◆ **EXCERPT PROVIDED**
## BEGIN

2.     General Counsel's Opposition

      According to the General Counsel, the Judge "correctly ordered relief based on his conclusion that [the] Respondent violated § 7116(a)(1),(5), and (8) of the Statute." Opposition at 14. The General Counsel contends also that the Respondent did not cite any precedent supporting its claim that the Judge was limited to remedies requested by the General Counsel.

B.     Analysis and Conclusions

      Because we have reversed the Judge's conclusion that the Respondent violated the Statute by failing to notify the Union of the non-existence of requested information, the remedial order and notice will be modified by removing any requirements pertaining to that violation.

      We view the Judge's order concerning timely response to the Union's information requests as simply a restatement of the Respondent's obligation under the Statute. See, e.g., Dep't of Health and Human Services, Social Security Admin., New York Region, New York, N.Y., 52 FLRA 1133, 1150 (1997). Accordingly, we deny the Respondent's exception in this regard.

      As to the Respondent's claim that the order should be modified to require disclosure of only a portion of the SIS Manual and to eliminate a requirement for the disclosure of any necessary information on BOPDOCS, the Judge's recommended order is sufficiently specific to put the Respondent on notice as to what is required, and any disputes as to particular information covered by the order in this regard should be resolved in compliance proceedings. See Dep't of the Air Force, Scott AFB, Ill., 51 FLRA 675, 694 (1995), aff'd, Dep't of the Air Force, Scott AFB, Ill. v. FLRA, 104 F.3d 1396 (D.C. Cir. 1997) (disputes as to scope of order resolved in compliance proceedings).

## END

◆ **DATASET EXCERPTS**
## BEGIN

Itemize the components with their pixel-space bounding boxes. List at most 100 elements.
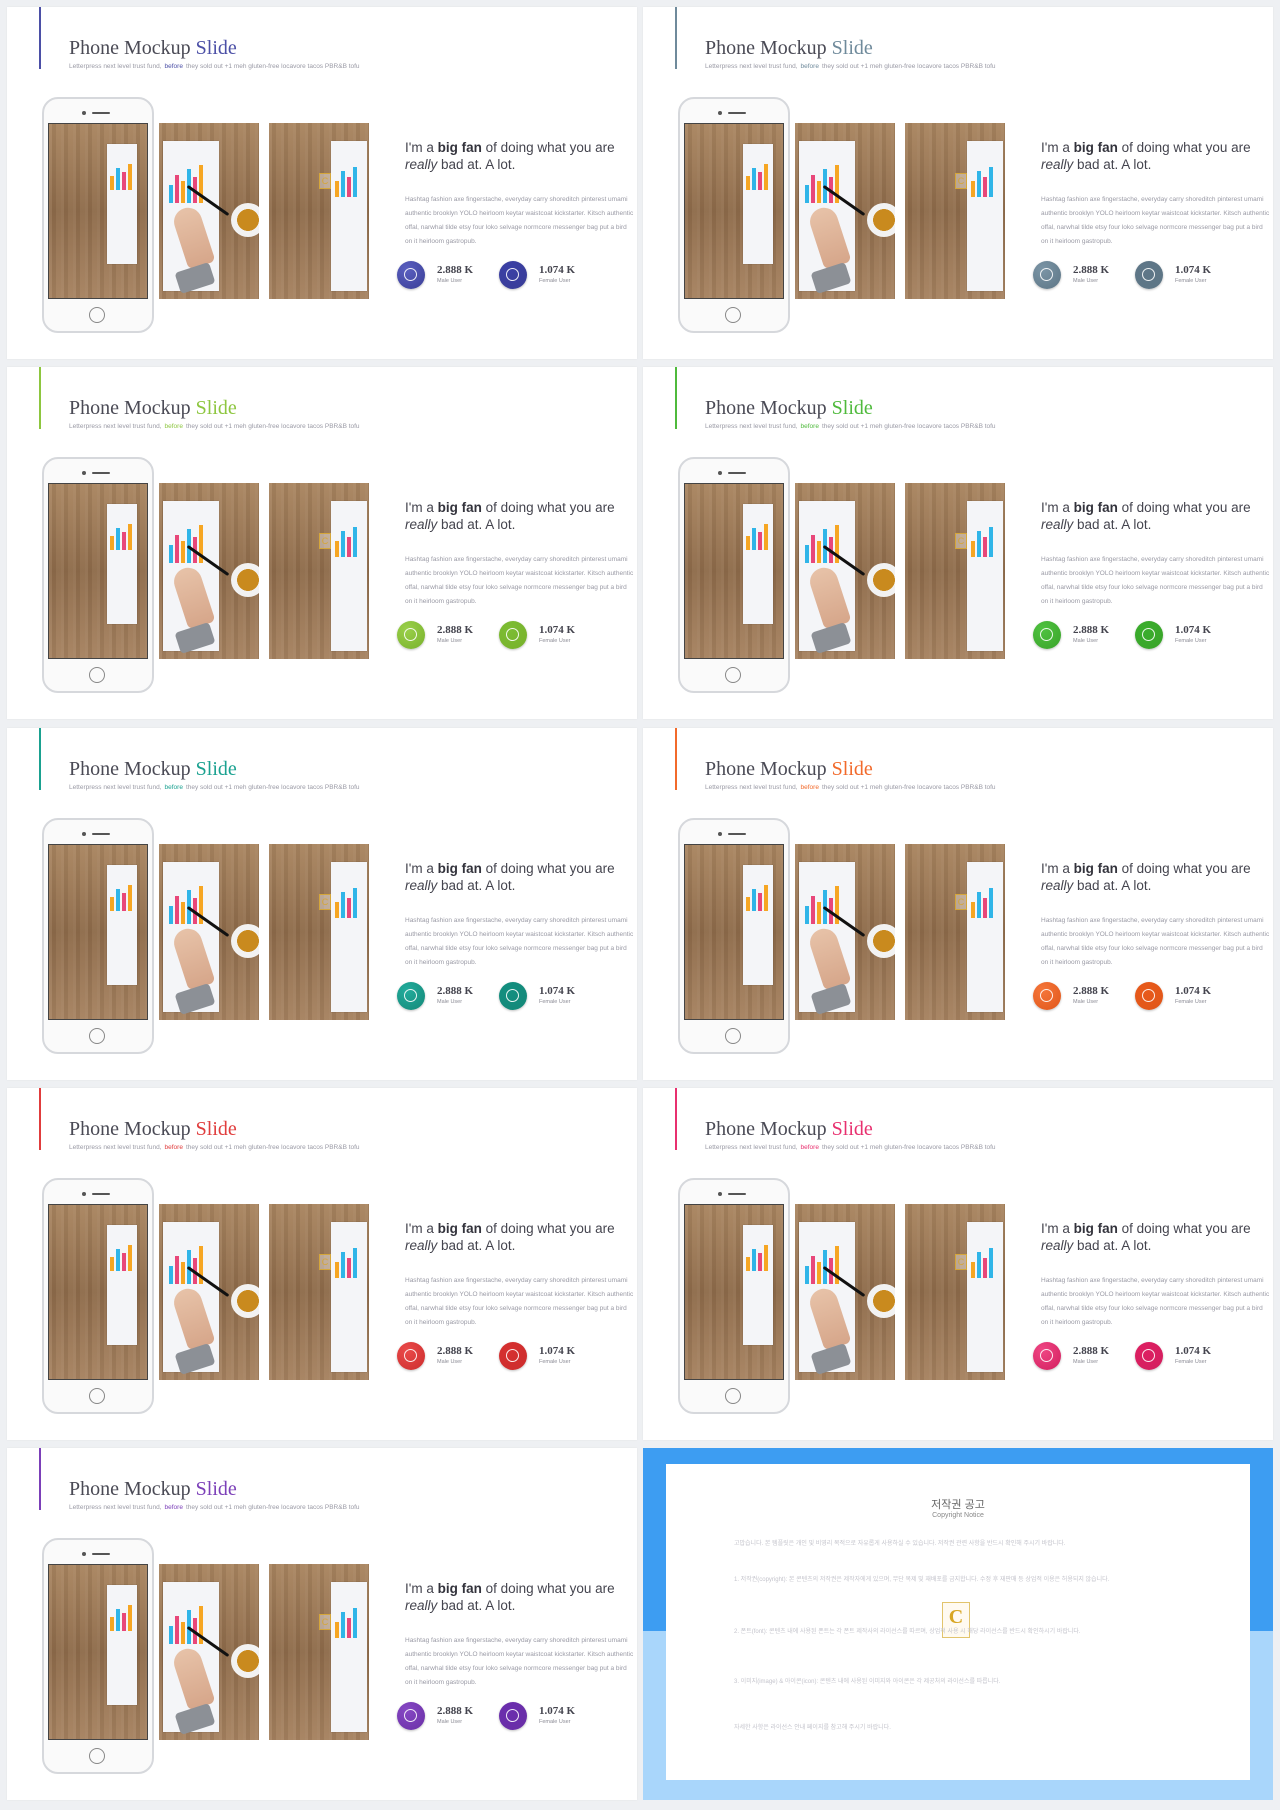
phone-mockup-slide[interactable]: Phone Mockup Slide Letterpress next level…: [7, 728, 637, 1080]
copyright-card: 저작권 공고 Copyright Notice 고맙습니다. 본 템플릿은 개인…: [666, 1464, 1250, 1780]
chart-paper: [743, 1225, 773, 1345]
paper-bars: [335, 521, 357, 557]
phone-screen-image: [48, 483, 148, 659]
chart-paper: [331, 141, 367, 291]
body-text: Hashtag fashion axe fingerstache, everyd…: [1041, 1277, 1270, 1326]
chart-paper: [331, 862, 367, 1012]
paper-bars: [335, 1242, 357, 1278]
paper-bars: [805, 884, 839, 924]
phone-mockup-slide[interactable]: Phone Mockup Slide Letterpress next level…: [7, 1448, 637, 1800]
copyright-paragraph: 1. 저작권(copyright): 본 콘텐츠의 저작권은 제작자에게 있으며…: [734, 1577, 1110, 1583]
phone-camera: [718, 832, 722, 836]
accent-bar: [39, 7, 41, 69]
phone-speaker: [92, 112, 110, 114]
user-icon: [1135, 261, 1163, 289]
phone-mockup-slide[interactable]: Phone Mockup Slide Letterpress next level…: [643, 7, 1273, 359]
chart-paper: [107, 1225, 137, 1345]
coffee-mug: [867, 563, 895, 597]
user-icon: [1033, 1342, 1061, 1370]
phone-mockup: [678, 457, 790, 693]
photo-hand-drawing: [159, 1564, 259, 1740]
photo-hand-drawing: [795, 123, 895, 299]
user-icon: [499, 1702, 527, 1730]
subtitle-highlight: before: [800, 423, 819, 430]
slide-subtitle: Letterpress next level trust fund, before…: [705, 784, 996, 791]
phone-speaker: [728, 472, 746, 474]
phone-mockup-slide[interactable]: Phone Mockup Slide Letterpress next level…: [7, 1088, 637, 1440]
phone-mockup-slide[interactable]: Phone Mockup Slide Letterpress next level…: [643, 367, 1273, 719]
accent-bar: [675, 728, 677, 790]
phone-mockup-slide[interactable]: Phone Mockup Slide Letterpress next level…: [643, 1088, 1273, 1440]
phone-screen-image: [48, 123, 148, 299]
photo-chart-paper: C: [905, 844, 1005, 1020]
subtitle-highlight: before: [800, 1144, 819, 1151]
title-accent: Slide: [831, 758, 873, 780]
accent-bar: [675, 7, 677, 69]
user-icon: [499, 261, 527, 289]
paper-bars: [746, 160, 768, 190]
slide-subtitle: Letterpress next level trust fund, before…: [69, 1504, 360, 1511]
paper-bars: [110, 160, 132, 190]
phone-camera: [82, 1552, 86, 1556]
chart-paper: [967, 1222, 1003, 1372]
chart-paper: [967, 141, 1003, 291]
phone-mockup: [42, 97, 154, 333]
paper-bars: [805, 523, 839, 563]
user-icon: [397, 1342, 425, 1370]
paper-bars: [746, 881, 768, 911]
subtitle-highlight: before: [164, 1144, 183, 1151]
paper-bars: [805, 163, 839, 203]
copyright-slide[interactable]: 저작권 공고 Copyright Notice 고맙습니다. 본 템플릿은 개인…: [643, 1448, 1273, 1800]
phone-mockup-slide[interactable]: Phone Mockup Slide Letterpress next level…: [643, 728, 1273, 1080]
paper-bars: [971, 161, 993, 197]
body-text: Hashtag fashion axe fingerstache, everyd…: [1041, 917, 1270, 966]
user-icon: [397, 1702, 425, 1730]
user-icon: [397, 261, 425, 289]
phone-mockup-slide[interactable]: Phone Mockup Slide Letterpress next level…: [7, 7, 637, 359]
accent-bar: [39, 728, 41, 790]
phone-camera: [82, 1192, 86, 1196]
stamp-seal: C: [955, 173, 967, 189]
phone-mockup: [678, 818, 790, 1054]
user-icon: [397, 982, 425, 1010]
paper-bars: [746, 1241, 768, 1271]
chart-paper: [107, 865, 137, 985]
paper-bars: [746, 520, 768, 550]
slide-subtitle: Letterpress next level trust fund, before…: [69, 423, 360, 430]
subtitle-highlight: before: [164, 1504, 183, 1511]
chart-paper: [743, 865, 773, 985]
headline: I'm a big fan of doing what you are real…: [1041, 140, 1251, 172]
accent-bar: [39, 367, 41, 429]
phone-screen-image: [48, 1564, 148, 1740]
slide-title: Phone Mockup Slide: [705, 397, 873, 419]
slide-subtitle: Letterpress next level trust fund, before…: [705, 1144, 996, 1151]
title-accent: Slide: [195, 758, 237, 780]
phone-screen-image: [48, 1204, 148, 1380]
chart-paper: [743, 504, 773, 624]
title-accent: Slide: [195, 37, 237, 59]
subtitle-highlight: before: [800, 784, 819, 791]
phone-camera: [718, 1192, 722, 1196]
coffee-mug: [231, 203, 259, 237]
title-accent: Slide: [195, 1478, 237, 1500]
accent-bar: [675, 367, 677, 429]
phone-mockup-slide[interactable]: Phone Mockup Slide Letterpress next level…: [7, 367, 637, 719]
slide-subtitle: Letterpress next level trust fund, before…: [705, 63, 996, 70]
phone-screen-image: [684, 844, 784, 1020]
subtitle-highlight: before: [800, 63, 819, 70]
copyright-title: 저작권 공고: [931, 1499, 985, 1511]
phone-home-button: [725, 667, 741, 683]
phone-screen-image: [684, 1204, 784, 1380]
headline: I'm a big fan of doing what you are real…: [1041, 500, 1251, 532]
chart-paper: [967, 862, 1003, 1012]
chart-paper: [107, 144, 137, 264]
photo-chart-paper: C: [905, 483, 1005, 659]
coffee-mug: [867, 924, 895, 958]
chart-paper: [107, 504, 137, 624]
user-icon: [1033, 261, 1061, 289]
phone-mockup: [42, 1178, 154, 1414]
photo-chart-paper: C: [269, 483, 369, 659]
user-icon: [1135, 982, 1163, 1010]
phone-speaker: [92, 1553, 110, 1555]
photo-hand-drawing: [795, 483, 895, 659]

## END

◆ **WHAT YOU WILL DO**
(A) Repeat the stretch of the labor relations decision from "Because we have" through "in this regard.".
(B) List every case citation in the labor relations decision by volume, reporter, and first page.
The records have no connection to the text.

◆ **OUTPUTS FOR THE TASKS**
(A)
Because we have reversed the Judge's conclusion that the Respondent violated the Statute by failing to notify the Union of the non-existence of requested information, the remedial order and notice will be modified by removing any requirements pertaining to that violation.

      We view the Judge's order concerning timely response to the Union's information requests as simply a restatement of the Respondent's obligation under the Statute. See, e.g., Dep't of Health and Human Services, Social Security Admin., New York Region, New York, N.Y., 52 FLRA 1133, 1150 (1997). Accordingly, we deny the Respondent's exception in this regard.

(B)
52 FLRA 1133
51 FLRA 675
104 F.3d 1396